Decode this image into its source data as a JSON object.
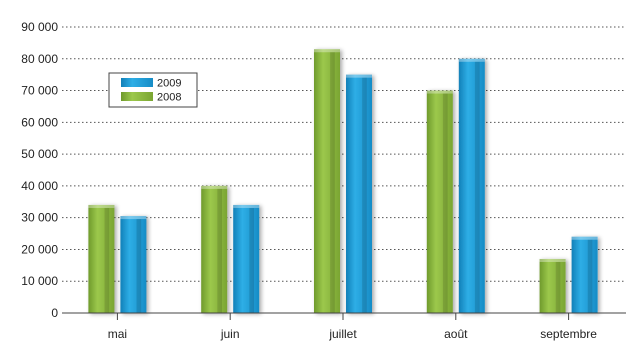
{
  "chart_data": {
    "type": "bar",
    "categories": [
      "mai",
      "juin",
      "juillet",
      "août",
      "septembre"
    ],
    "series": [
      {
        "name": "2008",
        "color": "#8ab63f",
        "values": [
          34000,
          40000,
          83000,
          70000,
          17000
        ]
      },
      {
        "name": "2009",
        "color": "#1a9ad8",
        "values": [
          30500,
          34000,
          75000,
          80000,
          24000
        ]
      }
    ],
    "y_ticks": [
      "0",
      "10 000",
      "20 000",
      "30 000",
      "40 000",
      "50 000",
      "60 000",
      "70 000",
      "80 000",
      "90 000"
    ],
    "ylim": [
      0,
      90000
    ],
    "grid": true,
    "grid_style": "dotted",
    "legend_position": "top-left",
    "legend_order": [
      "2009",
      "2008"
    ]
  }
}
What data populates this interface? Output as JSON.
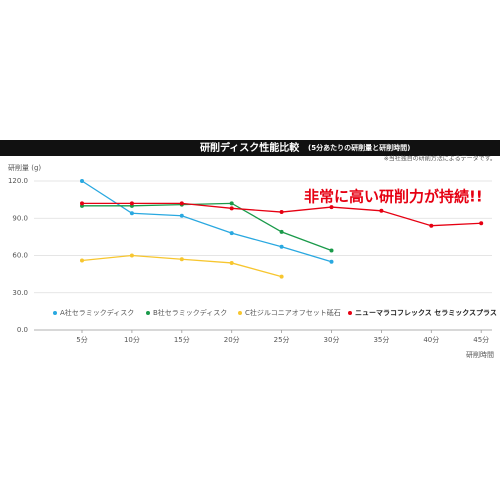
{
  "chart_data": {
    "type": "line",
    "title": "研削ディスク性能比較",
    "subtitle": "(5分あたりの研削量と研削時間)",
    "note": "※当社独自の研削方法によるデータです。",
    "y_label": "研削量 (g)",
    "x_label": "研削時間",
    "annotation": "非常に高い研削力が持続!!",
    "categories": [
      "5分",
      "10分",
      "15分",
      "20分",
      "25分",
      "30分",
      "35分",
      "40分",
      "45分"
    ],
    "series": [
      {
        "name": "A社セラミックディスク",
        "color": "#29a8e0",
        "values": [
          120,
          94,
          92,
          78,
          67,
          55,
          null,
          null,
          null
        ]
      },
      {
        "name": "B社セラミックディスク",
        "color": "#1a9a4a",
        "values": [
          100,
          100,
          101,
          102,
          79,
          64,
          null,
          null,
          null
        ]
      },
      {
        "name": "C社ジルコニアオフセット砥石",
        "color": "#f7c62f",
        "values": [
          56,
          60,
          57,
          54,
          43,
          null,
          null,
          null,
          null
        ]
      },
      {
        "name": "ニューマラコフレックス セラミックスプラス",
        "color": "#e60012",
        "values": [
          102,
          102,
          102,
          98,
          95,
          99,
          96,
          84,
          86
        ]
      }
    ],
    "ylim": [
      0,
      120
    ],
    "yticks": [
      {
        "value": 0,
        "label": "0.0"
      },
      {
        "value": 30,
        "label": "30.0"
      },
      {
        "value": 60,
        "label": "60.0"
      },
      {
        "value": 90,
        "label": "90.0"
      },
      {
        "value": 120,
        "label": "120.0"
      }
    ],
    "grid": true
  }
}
────
TASK DETAILS: Extract every line above containing the word "color".

RESPONSE:
        "color": "#8ab63f",
        "color": "#1a9ad8",
        "color": "#29a8e0",
        "color": "#1a9a4a",
        "color": "#f7c62f",
        "color": "#e60012",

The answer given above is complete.